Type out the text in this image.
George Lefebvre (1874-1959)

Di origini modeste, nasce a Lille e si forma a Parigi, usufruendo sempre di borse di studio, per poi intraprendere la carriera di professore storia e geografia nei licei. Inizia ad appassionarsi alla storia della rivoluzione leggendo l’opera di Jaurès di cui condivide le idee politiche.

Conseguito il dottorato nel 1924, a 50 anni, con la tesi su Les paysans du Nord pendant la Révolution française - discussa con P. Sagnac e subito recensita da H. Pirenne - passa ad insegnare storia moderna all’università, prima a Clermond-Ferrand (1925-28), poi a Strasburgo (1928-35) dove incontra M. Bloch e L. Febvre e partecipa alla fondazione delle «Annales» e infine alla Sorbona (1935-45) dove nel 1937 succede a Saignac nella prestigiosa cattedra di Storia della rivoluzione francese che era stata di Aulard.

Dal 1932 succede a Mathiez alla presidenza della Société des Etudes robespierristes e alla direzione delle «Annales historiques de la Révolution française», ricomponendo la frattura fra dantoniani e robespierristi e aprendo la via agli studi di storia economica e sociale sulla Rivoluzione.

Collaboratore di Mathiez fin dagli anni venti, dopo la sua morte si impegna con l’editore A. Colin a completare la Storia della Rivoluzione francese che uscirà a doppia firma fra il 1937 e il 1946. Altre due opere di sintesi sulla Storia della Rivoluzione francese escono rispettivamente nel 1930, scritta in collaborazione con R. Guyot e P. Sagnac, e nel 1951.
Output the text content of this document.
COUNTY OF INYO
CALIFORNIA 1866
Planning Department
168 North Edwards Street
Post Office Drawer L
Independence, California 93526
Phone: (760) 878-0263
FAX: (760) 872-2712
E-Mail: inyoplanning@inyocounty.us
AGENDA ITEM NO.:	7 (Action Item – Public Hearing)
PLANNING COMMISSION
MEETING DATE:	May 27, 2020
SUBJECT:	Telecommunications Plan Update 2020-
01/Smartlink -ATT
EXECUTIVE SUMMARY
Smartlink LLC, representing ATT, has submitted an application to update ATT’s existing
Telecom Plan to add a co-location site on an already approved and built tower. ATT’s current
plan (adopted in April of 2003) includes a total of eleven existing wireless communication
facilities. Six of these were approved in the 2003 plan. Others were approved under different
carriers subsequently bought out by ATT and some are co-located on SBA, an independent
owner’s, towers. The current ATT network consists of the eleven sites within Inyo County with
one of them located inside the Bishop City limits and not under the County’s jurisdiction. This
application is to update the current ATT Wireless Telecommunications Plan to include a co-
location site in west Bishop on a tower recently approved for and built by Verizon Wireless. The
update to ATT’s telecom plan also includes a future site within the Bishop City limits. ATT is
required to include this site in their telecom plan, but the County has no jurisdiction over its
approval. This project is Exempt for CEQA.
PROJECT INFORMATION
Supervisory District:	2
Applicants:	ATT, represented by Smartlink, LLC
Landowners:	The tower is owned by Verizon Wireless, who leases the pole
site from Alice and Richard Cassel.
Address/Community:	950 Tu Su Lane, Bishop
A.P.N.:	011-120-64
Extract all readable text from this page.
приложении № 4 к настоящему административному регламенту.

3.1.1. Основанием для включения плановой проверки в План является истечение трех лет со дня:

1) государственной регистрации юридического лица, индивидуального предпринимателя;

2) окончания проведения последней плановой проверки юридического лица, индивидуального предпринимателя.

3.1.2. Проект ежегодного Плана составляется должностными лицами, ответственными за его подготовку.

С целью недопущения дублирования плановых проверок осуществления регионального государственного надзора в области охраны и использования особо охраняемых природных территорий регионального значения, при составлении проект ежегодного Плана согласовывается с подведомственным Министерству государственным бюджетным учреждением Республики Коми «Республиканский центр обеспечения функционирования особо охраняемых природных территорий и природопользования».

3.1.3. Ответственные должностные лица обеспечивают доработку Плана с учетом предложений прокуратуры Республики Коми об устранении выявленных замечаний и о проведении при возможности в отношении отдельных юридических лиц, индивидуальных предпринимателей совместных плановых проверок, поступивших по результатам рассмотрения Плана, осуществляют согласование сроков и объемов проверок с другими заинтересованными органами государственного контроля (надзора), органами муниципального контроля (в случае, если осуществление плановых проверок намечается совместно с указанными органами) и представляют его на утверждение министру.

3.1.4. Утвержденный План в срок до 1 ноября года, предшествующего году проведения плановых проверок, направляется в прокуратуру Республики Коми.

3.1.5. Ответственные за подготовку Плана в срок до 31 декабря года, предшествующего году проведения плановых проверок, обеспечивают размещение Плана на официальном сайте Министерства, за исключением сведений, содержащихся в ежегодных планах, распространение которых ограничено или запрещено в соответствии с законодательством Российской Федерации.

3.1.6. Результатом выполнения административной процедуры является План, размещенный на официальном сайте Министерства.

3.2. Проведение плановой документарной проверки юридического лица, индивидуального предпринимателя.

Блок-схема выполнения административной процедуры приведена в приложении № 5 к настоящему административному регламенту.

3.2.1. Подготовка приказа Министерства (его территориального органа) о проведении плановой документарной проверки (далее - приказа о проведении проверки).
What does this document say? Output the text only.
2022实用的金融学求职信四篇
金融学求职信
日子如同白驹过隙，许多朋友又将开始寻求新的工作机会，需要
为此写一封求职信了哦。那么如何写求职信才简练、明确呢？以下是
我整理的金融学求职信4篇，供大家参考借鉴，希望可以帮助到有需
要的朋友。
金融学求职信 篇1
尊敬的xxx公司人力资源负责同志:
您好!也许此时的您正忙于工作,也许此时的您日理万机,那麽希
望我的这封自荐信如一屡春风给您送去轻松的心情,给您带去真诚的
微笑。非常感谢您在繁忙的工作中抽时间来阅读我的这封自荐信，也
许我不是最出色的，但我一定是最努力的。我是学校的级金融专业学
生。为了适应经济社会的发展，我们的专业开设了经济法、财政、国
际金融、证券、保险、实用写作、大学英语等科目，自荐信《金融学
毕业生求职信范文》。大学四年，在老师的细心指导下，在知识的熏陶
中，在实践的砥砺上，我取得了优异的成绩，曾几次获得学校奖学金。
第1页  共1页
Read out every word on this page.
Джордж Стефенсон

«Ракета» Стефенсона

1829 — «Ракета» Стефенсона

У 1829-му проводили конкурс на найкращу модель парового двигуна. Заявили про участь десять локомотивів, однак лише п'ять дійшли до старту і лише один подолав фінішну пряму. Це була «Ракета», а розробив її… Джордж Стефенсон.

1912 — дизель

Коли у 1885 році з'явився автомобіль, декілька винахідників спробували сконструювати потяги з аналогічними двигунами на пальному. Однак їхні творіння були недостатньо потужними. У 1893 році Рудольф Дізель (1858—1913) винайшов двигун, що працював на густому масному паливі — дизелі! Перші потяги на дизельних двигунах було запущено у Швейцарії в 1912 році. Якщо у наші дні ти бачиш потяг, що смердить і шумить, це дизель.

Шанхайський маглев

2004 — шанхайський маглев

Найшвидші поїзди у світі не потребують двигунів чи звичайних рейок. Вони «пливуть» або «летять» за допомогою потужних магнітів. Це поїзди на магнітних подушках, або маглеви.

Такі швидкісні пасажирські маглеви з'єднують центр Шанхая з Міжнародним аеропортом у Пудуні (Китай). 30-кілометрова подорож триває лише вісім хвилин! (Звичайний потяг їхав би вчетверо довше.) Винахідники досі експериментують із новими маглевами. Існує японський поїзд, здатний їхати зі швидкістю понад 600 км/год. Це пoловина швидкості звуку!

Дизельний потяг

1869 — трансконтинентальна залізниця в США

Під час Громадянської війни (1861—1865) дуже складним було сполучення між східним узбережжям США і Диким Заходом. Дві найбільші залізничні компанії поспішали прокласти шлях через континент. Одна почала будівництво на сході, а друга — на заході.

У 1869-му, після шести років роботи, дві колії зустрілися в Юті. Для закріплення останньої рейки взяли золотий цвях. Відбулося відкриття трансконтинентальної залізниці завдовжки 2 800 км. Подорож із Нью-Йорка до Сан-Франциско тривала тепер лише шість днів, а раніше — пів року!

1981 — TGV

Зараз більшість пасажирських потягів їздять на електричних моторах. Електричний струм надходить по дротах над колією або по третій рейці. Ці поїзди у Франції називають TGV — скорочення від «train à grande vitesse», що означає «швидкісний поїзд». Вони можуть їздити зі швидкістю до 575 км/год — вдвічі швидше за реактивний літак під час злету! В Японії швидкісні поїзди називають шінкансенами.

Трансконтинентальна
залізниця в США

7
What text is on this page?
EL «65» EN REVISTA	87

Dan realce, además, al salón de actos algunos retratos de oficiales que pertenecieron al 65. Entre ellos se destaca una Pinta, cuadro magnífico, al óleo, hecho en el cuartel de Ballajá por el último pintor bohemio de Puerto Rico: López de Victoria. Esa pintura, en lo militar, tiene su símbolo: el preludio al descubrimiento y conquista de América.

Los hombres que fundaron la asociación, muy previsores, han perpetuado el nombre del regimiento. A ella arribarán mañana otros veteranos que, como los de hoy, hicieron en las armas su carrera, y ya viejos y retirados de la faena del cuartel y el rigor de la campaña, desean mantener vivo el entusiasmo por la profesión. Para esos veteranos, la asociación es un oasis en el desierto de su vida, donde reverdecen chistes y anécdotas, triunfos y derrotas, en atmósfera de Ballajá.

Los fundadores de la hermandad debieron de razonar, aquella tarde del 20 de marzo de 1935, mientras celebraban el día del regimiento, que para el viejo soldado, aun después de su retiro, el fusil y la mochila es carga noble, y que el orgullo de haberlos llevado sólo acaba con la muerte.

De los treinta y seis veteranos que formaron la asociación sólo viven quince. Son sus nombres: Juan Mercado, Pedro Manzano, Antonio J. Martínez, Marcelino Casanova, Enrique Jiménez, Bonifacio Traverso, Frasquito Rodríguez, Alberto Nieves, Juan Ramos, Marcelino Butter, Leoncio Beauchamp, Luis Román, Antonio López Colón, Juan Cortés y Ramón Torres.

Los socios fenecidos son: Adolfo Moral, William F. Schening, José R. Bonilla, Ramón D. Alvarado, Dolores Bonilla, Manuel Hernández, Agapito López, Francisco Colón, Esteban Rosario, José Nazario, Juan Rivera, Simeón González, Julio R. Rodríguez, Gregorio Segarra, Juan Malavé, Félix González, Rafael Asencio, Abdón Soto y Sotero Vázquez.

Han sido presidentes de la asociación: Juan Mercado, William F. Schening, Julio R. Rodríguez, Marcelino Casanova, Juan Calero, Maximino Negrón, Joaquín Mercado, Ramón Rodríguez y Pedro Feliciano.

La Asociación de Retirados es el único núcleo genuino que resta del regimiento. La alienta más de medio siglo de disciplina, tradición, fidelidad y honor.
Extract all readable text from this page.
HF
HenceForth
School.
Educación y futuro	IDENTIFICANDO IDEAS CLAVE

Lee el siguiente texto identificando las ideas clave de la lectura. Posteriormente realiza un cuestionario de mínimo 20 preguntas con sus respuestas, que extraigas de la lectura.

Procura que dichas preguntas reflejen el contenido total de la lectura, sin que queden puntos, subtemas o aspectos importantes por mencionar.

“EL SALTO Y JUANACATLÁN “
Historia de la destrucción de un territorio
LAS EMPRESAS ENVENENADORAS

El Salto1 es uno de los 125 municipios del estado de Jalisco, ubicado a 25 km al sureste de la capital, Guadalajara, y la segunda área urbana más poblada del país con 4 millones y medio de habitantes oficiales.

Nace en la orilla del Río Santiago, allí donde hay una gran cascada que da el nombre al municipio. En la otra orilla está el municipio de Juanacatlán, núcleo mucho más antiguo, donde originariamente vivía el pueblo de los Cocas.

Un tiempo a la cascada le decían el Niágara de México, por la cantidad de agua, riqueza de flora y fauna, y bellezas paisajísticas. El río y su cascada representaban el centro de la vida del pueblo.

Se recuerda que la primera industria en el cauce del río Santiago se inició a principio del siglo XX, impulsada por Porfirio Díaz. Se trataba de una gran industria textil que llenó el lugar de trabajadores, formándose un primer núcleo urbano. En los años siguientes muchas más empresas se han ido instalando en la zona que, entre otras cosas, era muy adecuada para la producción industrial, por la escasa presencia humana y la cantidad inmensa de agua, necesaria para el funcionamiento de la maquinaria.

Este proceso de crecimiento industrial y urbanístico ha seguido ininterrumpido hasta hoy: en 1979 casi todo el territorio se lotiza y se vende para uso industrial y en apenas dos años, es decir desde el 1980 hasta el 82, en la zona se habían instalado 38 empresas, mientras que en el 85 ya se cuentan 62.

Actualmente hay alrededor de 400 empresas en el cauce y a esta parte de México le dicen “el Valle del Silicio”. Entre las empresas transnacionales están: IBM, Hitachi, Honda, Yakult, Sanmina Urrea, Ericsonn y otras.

= Set problem =
From the material given, work out how many lines hold the string "existing"; state that number and nothing further.

= Solution =
2